Data rows:
:::

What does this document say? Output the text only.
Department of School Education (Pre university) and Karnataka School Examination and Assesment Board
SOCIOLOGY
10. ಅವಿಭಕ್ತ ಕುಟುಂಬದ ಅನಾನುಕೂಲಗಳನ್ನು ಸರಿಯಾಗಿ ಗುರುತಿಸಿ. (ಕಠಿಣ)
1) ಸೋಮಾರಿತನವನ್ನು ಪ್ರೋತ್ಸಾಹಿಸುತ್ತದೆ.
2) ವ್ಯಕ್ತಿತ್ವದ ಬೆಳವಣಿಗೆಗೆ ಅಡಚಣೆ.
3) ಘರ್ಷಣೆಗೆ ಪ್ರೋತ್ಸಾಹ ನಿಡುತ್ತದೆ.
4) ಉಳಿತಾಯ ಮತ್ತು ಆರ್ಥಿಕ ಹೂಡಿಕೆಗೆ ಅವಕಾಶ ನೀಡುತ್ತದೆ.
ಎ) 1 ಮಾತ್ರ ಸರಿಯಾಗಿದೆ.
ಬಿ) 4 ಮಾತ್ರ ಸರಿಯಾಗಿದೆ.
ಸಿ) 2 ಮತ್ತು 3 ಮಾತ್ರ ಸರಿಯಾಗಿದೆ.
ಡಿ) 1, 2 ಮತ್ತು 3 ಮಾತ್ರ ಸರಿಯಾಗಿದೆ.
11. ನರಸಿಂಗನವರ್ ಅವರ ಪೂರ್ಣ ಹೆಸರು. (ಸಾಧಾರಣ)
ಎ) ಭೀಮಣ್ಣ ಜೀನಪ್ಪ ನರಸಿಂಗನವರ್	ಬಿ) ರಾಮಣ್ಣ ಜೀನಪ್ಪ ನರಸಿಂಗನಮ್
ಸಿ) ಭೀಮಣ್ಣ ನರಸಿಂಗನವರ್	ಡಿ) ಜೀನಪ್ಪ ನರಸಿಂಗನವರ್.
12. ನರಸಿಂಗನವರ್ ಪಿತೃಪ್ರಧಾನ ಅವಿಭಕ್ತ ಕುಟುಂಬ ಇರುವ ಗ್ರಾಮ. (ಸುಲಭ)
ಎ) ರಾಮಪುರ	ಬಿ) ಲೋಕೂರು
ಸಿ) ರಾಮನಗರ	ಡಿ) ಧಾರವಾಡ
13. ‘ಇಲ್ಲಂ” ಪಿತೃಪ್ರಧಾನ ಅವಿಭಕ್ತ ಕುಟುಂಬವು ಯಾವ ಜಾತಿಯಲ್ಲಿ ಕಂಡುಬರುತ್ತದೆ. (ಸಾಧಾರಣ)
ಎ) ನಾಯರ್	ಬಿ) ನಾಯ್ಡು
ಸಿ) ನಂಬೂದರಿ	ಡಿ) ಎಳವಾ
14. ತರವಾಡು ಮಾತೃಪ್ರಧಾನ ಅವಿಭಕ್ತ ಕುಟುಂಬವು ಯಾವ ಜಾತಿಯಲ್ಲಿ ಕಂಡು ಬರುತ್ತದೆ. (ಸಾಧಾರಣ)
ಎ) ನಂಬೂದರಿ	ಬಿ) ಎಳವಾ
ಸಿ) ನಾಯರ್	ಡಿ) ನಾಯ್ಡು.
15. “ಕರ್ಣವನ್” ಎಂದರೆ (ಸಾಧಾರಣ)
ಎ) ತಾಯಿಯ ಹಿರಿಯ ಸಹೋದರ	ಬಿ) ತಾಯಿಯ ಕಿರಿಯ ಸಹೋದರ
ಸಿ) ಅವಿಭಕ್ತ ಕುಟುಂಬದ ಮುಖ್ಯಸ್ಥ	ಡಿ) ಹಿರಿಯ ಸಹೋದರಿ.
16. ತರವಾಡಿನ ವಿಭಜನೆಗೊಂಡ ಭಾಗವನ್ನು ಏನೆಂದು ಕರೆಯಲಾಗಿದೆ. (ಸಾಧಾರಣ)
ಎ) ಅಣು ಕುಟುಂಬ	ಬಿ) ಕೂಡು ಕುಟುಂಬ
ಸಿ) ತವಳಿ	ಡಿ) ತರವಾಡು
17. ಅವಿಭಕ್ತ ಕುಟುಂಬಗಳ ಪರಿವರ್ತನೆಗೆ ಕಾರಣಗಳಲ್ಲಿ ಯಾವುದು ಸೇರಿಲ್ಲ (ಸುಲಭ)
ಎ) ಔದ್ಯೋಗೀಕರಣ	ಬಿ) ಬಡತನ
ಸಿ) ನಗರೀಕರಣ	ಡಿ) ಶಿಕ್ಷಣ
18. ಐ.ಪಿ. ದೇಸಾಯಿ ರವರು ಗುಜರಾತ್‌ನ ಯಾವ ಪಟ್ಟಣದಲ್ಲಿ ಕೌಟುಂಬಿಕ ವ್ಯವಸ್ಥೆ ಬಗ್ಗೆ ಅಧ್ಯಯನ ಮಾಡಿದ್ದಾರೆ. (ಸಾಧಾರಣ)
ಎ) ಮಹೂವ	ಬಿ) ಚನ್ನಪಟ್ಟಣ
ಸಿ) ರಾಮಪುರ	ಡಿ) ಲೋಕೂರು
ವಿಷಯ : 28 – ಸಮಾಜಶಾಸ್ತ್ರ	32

:::

Look through the entries and return every line where "ಗನವರ" appears.

Solution for this task:
11. ನರಸಿಂಗನವರ್ ಅವರ ಪೂರ್ಣ ಹೆಸರು. (ಸಾಧಾರಣ)
ಎ) ಭೀಮಣ್ಣ ಜೀನಪ್ಪ ನರಸಿಂಗನವರ್	ಬಿ) ರಾಮಣ್ಣ ಜೀನಪ್ಪ ನರಸಿಂಗನಮ್
ಸಿ) ಭೀಮಣ್ಣ ನರಸಿಂಗನವರ್	ಡಿ) ಜೀನಪ್ಪ ನರಸಿಂಗನವರ್.
12. ನರಸಿಂಗನವರ್ ಪಿತೃಪ್ರಧಾನ ಅವಿಭಕ್ತ ಕುಟುಂಬ ಇರುವ ಗ್ರಾಮ. (ಸುಲಭ)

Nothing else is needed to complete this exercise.